INSTRUCTIONS TO FOLLOW: Read through the entries below and return each line with the word "fastspänningssystem".

SUPPLIED RECORDS:
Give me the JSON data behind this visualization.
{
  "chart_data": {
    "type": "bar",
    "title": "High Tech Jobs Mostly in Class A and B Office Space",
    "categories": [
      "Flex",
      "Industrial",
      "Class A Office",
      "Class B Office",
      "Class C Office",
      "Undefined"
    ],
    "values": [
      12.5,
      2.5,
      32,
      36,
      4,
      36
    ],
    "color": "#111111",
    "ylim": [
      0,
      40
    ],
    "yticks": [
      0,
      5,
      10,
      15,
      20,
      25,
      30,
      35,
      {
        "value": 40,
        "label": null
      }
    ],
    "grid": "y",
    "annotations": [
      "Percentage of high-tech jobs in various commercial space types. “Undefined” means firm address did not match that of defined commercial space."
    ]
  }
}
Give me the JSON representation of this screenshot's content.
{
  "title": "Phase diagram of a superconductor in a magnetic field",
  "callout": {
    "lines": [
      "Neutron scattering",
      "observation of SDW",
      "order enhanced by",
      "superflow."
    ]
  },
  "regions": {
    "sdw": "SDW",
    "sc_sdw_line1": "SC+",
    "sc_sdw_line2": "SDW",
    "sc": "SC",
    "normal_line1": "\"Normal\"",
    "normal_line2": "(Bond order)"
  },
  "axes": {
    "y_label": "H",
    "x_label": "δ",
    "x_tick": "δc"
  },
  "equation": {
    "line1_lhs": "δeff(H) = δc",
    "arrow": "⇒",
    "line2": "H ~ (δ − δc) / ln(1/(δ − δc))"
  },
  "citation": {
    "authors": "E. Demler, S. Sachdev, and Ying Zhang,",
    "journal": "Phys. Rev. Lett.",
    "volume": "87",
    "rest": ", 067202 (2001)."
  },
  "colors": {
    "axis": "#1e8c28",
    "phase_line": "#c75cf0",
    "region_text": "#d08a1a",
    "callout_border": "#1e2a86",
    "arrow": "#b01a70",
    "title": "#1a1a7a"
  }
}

--

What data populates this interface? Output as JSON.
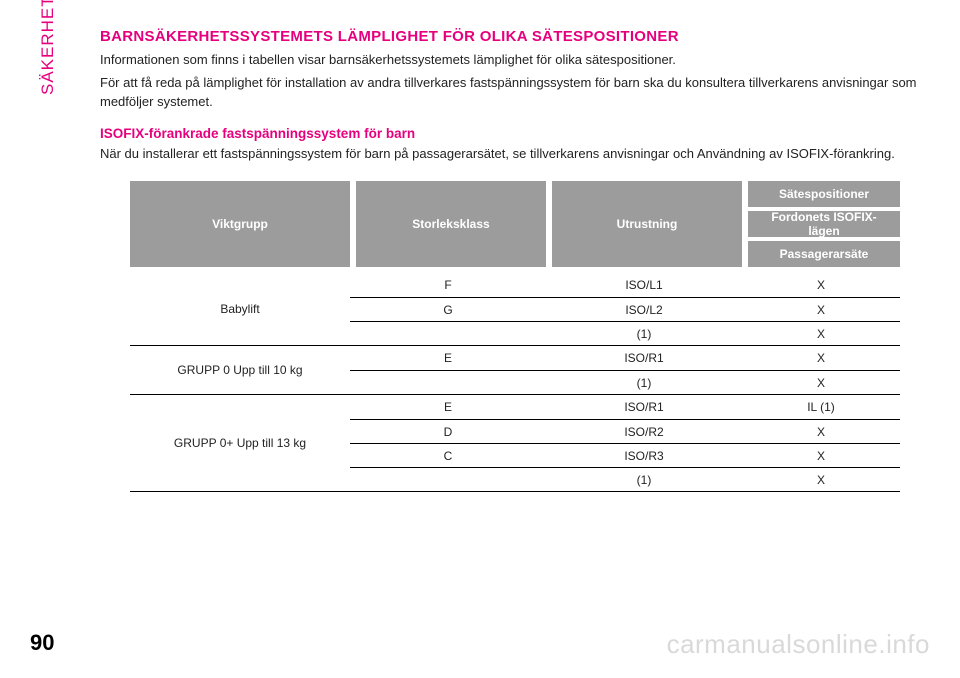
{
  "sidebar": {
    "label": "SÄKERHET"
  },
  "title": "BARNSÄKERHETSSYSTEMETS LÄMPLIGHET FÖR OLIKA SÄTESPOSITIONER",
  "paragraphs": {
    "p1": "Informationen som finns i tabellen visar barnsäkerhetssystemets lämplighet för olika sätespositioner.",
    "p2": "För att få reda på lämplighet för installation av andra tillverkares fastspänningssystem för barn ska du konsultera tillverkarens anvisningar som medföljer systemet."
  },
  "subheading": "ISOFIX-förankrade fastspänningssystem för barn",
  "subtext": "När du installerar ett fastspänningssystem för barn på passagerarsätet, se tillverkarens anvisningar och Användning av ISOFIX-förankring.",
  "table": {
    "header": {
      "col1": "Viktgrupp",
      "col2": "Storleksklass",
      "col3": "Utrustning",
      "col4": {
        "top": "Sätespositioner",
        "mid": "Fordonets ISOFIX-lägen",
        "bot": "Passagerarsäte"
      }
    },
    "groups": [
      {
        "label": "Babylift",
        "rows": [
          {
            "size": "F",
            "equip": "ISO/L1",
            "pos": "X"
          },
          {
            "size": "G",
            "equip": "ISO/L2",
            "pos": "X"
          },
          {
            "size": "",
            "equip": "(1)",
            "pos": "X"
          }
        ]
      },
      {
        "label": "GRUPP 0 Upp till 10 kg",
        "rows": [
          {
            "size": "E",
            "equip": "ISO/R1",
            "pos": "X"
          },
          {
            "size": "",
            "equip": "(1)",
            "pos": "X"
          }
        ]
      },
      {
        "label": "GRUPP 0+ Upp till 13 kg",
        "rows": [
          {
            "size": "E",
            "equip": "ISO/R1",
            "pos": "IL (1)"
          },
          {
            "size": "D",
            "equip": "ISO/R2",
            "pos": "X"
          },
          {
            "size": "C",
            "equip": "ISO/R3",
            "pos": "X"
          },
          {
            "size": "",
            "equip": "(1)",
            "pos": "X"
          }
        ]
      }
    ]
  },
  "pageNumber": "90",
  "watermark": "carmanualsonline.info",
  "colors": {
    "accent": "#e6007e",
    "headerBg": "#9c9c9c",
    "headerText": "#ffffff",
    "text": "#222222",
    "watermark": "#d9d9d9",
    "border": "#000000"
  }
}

WORKED SOLUTION:
    "p2": "För att få reda på lämplighet för installation av andra tillverkares fastspänningssystem för barn ska du konsultera tillverkarens anvisningar som medföljer systemet."
  "subheading": "ISOFIX-förankrade fastspänningssystem för barn",
  "subtext": "När du installerar ett fastspänningssystem för barn på passagerarsätet, se tillverkarens anvisningar och Användning av ISOFIX-förankring.",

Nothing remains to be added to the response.